• **Exercise inputs**:
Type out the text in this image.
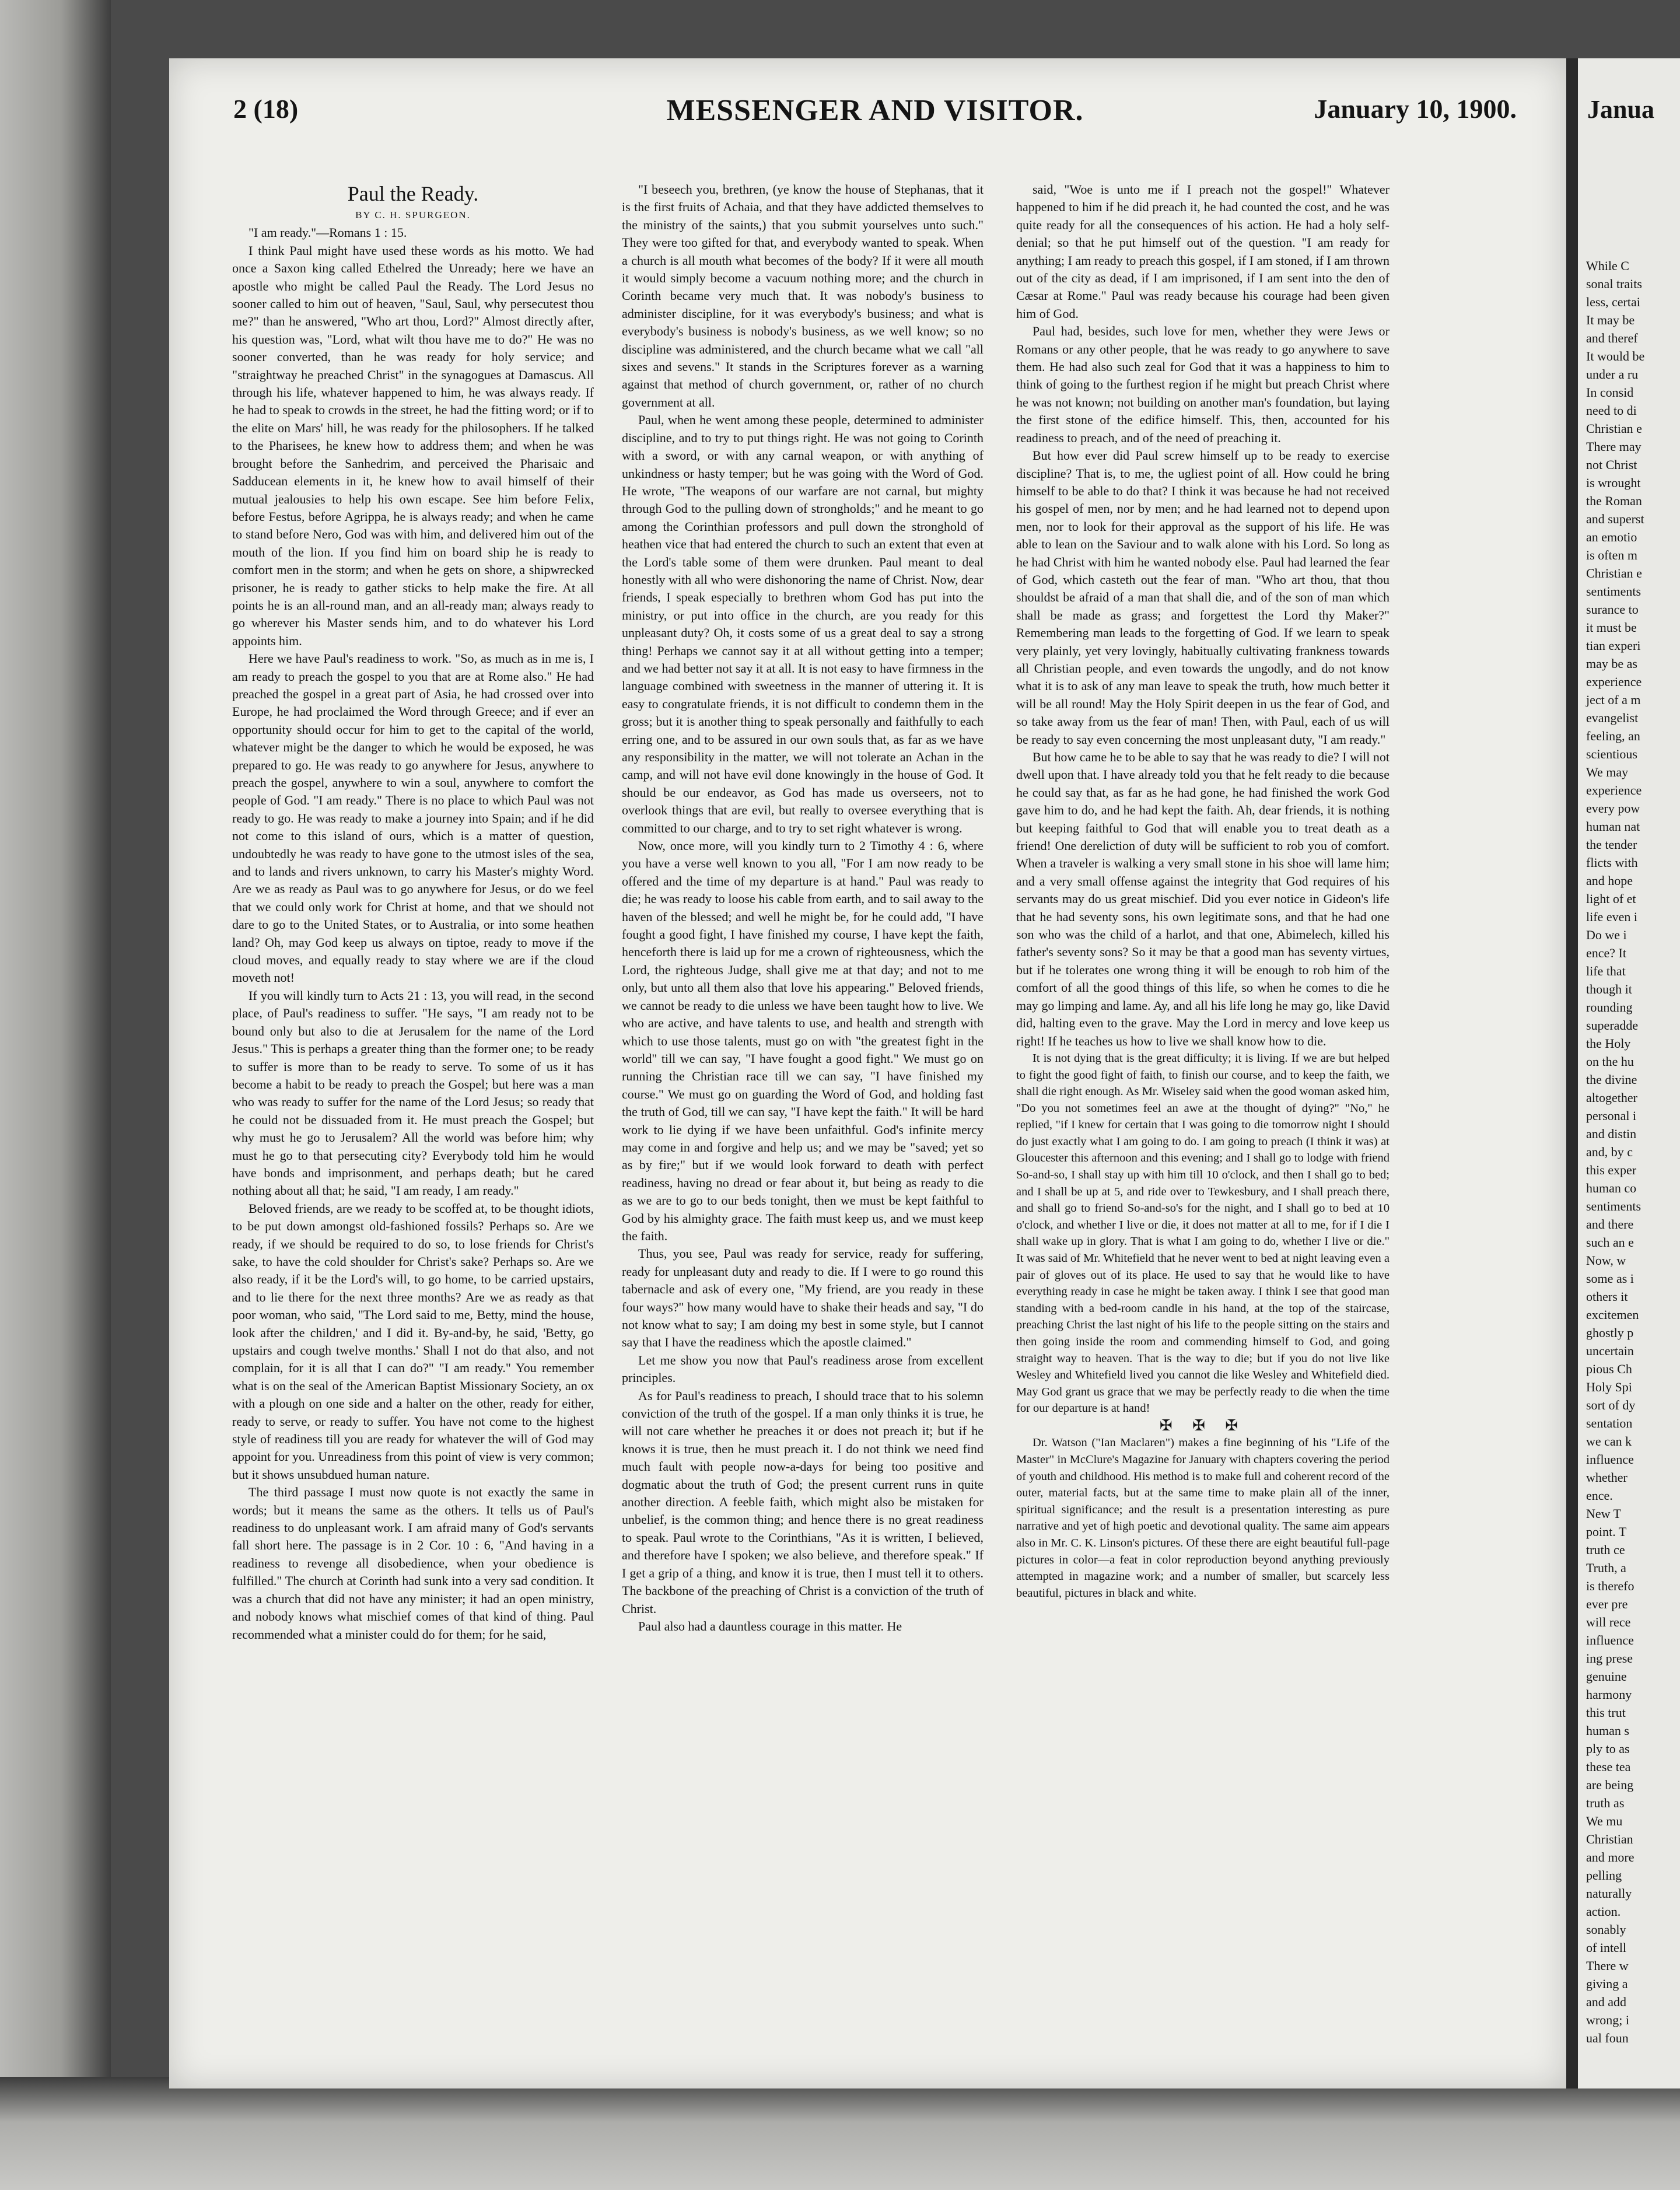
2 (18)	MESSENGER AND VISITOR.	January 10, 1900.

Paul the Ready.

BY C. H. SPURGEON.

"I am ready."—Romans 1 : 15.

I think Paul might have used these words as his motto. We had once a Saxon king called Ethelred the Unready; here we have an apostle who might be called Paul the Ready. The Lord Jesus no sooner called to him out of heaven, "Saul, Saul, why persecutest thou me?" than he answered, "Who art thou, Lord?" Almost directly after, his question was, "Lord, what wilt thou have me to do?" He was no sooner converted, than he was ready for holy service; and "straightway he preached Christ" in the synagogues at Damascus. All through his life, whatever happened to him, he was always ready. If he had to speak to crowds in the street, he had the fitting word; or if to the elite on Mars' hill, he was ready for the philosophers. If he talked to the Pharisees, he knew how to address them; and when he was brought before the Sanhedrim, and perceived the Pharisaic and Sadducean elements in it, he knew how to avail himself of their mutual jealousies to help his own escape. See him before Felix, before Festus, before Agrippa, he is always ready; and when he came to stand before Nero, God was with him, and delivered him out of the mouth of the lion. If you find him on board ship he is ready to comfort men in the storm; and when he gets on shore, a shipwrecked prisoner, he is ready to gather sticks to help make the fire. At all points he is an all-round man, and an all-ready man; always ready to go wherever his Master sends him, and to do whatever his Lord appoints him.

Here we have Paul's readiness to work. "So, as much as in me is, I am ready to preach the gospel to you that are at Rome also." He had preached the gospel in a great part of Asia, he had crossed over into Europe, he had proclaimed the Word through Greece; and if ever an opportunity should occur for him to get to the capital of the world, whatever might be the danger to which he would be exposed, he was prepared to go. He was ready to go anywhere for Jesus, anywhere to preach the gospel, anywhere to win a soul, anywhere to comfort the people of God. "I am ready." There is no place to which Paul was not ready to go. He was ready to make a journey into Spain; and if he did not come to this island of ours, which is a matter of question, undoubtedly he was ready to have gone to the utmost isles of the sea, and to lands and rivers unknown, to carry his Master's mighty Word. Are we as ready as Paul was to go anywhere for Jesus, or do we feel that we could only work for Christ at home, and that we should not dare to go to the United States, or to Australia, or into some heathen land? Oh, may God keep us always on tiptoe, ready to move if the cloud moves, and equally ready to stay where we are if the cloud moveth not!

If you will kindly turn to Acts 21 : 13, you will read, in the second place, of Paul's readiness to suffer. "He says, "I am ready not to be bound only but also to die at Jerusalem for the name of the Lord Jesus." This is perhaps a greater thing than the former one; to be ready to suffer is more than to be ready to serve. To some of us it has become a habit to be ready to preach the Gospel; but here was a man who was ready to suffer for the name of the Lord Jesus; so ready that he could not be dissuaded from it. He must preach the Gospel; but why must he go to Jerusalem? All the world was before him; why must he go to that persecuting city? Everybody told him he would have bonds and imprisonment, and perhaps death; but he cared nothing about all that; he said, "I am ready, I am ready."

Beloved friends, are we ready to be scoffed at, to be thought idiots, to be put down amongst old-fashioned fossils? Perhaps so. Are we ready, if we should be required to do so, to lose friends for Christ's sake, to have the cold shoulder for Christ's sake? Perhaps so. Are we also ready, if it be the Lord's will, to go home, to be carried upstairs, and to lie there for the next three months? Are we as ready as that poor woman, who said, "The Lord said to me, Betty, mind the house, look after the children,' and I did it. By-and-by, he said, 'Betty, go upstairs and cough twelve months.' Shall I not do that also, and not complain, for it is all that I can do?" "I am ready." You remember what is on the seal of the American Baptist Missionary Society, an ox with a plough on one side and a halter on the other, ready for either, ready to serve, or ready to suffer. You have not come to the highest style of readiness till you are ready for whatever the will of God may appoint for you. Unreadiness from this point of view is very common; but it shows unsubdued human nature.

The third passage I must now quote is not exactly the same in words; but it means the same as the others. It tells us of Paul's readiness to do unpleasant work. I am afraid many of God's servants fall short here. The passage is in 2 Cor. 10 : 6, "And having in a readiness to revenge all disobedience, when your obedience is fulfilled." The church at Corinth had sunk into a very sad condition. It was a church that did not have any minister; it had an open ministry, and nobody knows what mischief comes of that kind of thing. Paul recommended what a minister could do for them; for he said,

"I beseech you, brethren, (ye know the house of Stephanas, that it is the first fruits of Achaia, and that they have addicted themselves to the ministry of the saints,) that you submit yourselves unto such." They were too gifted for that, and everybody wanted to speak. When a church is all mouth what becomes of the body? If it were all mouth it would simply become a vacuum nothing more; and the church in Corinth became very much that. It was nobody's business to administer discipline, for it was everybody's business; and what is everybody's business is nobody's business, as we well know; so no discipline was administered, and the church became what we call "all sixes and sevens." It stands in the Scriptures forever as a warning against that method of church government, or, rather of no church government at all.

Paul, when he went among these people, determined to administer discipline, and to try to put things right. He was not going to Corinth with a sword, or with any carnal weapon, or with anything of unkindness or hasty temper; but he was going with the Word of God. He wrote, "The weapons of our warfare are not carnal, but mighty through God to the pulling down of strongholds;" and he meant to go among the Corinthian professors and pull down the stronghold of heathen vice that had entered the church to such an extent that even at the Lord's table some of them were drunken. Paul meant to deal honestly with all who were dishonoring the name of Christ. Now, dear friends, I speak especially to brethren whom God has put into the ministry, or put into office in the church, are you ready for this unpleasant duty? Oh, it costs some of us a great deal to say a strong thing! Perhaps we cannot say it at all without getting into a temper; and we had better not say it at all. It is not easy to have firmness in the language combined with sweetness in the manner of uttering it. It is easy to congratulate friends, it is not difficult to condemn them in the gross; but it is another thing to speak personally and faithfully to each erring one, and to be assured in our own souls that, as far as we have any responsibility in the matter, we will not tolerate an Achan in the camp, and will not have evil done knowingly in the house of God. It should be our endeavor, as God has made us overseers, not to overlook things that are evil, but really to oversee everything that is committed to our charge, and to try to set right whatever is wrong.

Now, once more, will you kindly turn to 2 Timothy 4 : 6, where you have a verse well known to you all, "For I am now ready to be offered and the time of my departure is at hand." Paul was ready to die; he was ready to loose his cable from earth, and to sail away to the haven of the blessed; and well he might be, for he could add, "I have fought a good fight, I have finished my course, I have kept the faith, henceforth there is laid up for me a crown of righteousness, which the Lord, the righteous Judge, shall give me at that day; and not to me only, but unto all them also that love his appearing." Beloved friends, we cannot be ready to die unless we have been taught how to live. We who are active, and have talents to use, and health and strength with which to use those talents, must go on with "the greatest fight in the world" till we can say, "I have fought a good fight." We must go on running the Christian race till we can say, "I have finished my course." We must go on guarding the Word of God, and holding fast the truth of God, till we can say, "I have kept the faith." It will be hard work to lie dying if we have been unfaithful. God's infinite mercy may come in and forgive and help us; and we may be "saved; yet so as by fire;" but if we would look forward to death with perfect readiness, having no dread or fear about it, but being as ready to die as we are to go to our beds tonight, then we must be kept faithful to God by his almighty grace. The faith must keep us, and we must keep the faith.

Thus, you see, Paul was ready for service, ready for suffering, ready for unpleasant duty and ready to die. If I were to go round this tabernacle and ask of every one, "My friend, are you ready in these four ways?" how many would have to shake their heads and say, "I do not know what to say; I am doing my best in some style, but I cannot say that I have the readiness which the apostle claimed."

Let me show you now that Paul's readiness arose from excellent principles.

As for Paul's readiness to preach, I should trace that to his solemn conviction of the truth of the gospel. If a man only thinks it is true, he will not care whether he preaches it or does not preach it; but if he knows it is true, then he must preach it. I do not think we need find much fault with people now-a-days for being too positive and dogmatic about the truth of God; the present current runs in quite another direction. A feeble faith, which might also be mistaken for unbelief, is the common thing; and hence there is no great readiness to speak. Paul wrote to the Corinthians, "As it is written, I believed, and therefore have I spoken; we also believe, and therefore speak." If I get a grip of a thing, and know it is true, then I must tell it to others. The backbone of the preaching of Christ is a conviction of the truth of Christ.

Paul also had a dauntless courage in this matter. He

said, "Woe is unto me if I preach not the gospel!" Whatever happened to him if he did preach it, he had counted the cost, and he was quite ready for all the consequences of his action. He had a holy self-denial; so that he put himself out of the question. "I am ready for anything; I am ready to preach this gospel, if I am stoned, if I am thrown out of the city as dead, if I am imprisoned, if I am sent into the den of Cæsar at Rome." Paul was ready because his courage had been given him of God.

Paul had, besides, such love for men, whether they were Jews or Romans or any other people, that he was ready to go anywhere to save them. He had also such zeal for God that it was a happiness to him to think of going to the furthest region if he might but preach Christ where he was not known; not building on another man's foundation, but laying the first stone of the edifice himself. This, then, accounted for his readiness to preach, and of the need of preaching it.

But how ever did Paul screw himself up to be ready to exercise discipline? That is, to me, the ugliest point of all. How could he bring himself to be able to do that? I think it was because he had not received his gospel of men, nor by men; and he had learned not to depend upon men, nor to look for their approval as the support of his life. He was able to lean on the Saviour and to walk alone with his Lord. So long as he had Christ with him he wanted nobody else. Paul had learned the fear of God, which casteth out the fear of man. "Who art thou, that thou shouldst be afraid of a man that shall die, and of the son of man which shall be made as grass; and forgettest the Lord thy Maker?" Remembering man leads to the forgetting of God. If we learn to speak very plainly, yet very lovingly, habitually cultivating frankness towards all Christian people, and even towards the ungodly, and do not know what it is to ask of any man leave to speak the truth, how much better it will be all round! May the Holy Spirit deepen in us the fear of God, and so take away from us the fear of man! Then, with Paul, each of us will be ready to say even concerning the most unpleasant duty, "I am ready."

But how came he to be able to say that he was ready to die? I will not dwell upon that. I have already told you that he felt ready to die because he could say that, as far as he had gone, he had finished the work God gave him to do, and he had kept the faith. Ah, dear friends, it is nothing but keeping faithful to God that will enable you to treat death as a friend! One dereliction of duty will be sufficient to rob you of comfort. When a traveler is walking a very small stone in his shoe will lame him; and a very small offense against the integrity that God requires of his servants may do us great mischief. Did you ever notice in Gideon's life that he had seventy sons, his own legitimate sons, and that he had one son who was the child of a harlot, and that one, Abimelech, killed his father's seventy sons? So it may be that a good man has seventy virtues, but if he tolerates one wrong thing it will be enough to rob him of the comfort of all the good things of this life, so when he comes to die he may go limping and lame. Ay, and all his life long he may go, like David did, halting even to the grave. May the Lord in mercy and love keep us right! If he teaches us how to live we shall know how to die.

It is not dying that is the great difficulty; it is living. If we are but helped to fight the good fight of faith, to finish our course, and to keep the faith, we shall die right enough. As Mr. Wiseley said when the good woman asked him, "Do you not sometimes feel an awe at the thought of dying?" "No," he replied, "if I knew for certain that I was going to die tomorrow night I should do just exactly what I am going to do. I am going to preach (I think it was) at Gloucester this afternoon and this evening; and I shall go to lodge with friend So-and-so, I shall stay up with him till 10 o'clock, and then I shall go to bed; and I shall be up at 5, and ride over to Tewkesbury, and I shall preach there, and shall go to friend So-and-so's for the night, and I shall go to bed at 10 o'clock, and whether I live or die, it does not matter at all to me, for if I die I shall wake up in glory. That is what I am going to do, whether I live or die." It was said of Mr. Whitefield that he never went to bed at night leaving even a pair of gloves out of its place. He used to say that he would like to have everything ready in case he might be taken away. I think I see that good man standing with a bed-room candle in his hand, at the top of the staircase, preaching Christ the last night of his life to the people sitting on the stairs and then going inside the room and commending himself to God, and going straight way to heaven. That is the way to die; but if you do not live like Wesley and Whitefield lived you cannot die like Wesley and Whitefield died. May God grant us grace that we may be perfectly ready to die when the time for our departure is at hand!

✠ ✠ ✠

Dr. Watson ("Ian Maclaren") makes a fine beginning of his "Life of the Master" in McClure's Magazine for January with chapters covering the period of youth and childhood. His method is to make full and coherent record of the outer, material facts, but at the same time to make plain all of the inner, spiritual significance; and the result is a presentation interesting as pure narrative and yet of high poetic and devotional quality. The same aim appears also in Mr. C. K. Linson's pictures. Of these there are eight beautiful full-page pictures in color—a feat in color reproduction beyond anything previously attempted in magazine work; and a number of smaller, but scarcely less beautiful, pictures in black and white.

Janua
While C
sonal traits
less, certai
It may be
and theref
It would be
under a ru
In consid
need to di
Christian e
There may
not Christ
is wrought
the Roman
and superst
an emotio
is often m
Christian e
sentiments
surance to
it must be
tian experi
may be as
experience
ject of a m
evangelist
feeling, an
scientious
We may
experience
every pow
human nat
the tender
flicts with
and hope
light of et
life even i
Do we i
ence? It
life that
though it
rounding
superadde
the Holy
on the hu
the divine
altogether
personal i
and distin
and, by c
this exper
human co
sentiments
and there
such an e
Now, w
some as i
others it
excitemen
ghostly p
uncertain
pious Ch
Holy Spi
sort of dy
sentation
we can k
influence
whether
ence.
New T
point. T
truth ce
Truth, a
is therefo
ever pre
will rece
influence
ing prese
genuine
harmony
this trut
human s
ply to as
these tea
are being
truth as
We mu
Christian
and more
pelling
naturally
action.
sonably
of intell
There w
giving a
and add
wrong; i
ual foun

• **The request**:
Where a line of the data holds "courage", show that line.

• **Solution to the problem**:
Paul also had a dauntless courage in this matter. He
said, "Woe is unto me if I preach not the gospel!" Whatever happened to him if he did preach it, he had counted the cost, and he was quite ready for all the consequences of his action. He had a holy self-denial; so that he put himself out of the question. "I am ready for anything; I am ready to preach this gospel, if I am stoned, if I am thrown out of the city as dead, if I am imprisoned, if I am sent into the den of Cæsar at Rome." Paul was ready because his courage had been given him of God.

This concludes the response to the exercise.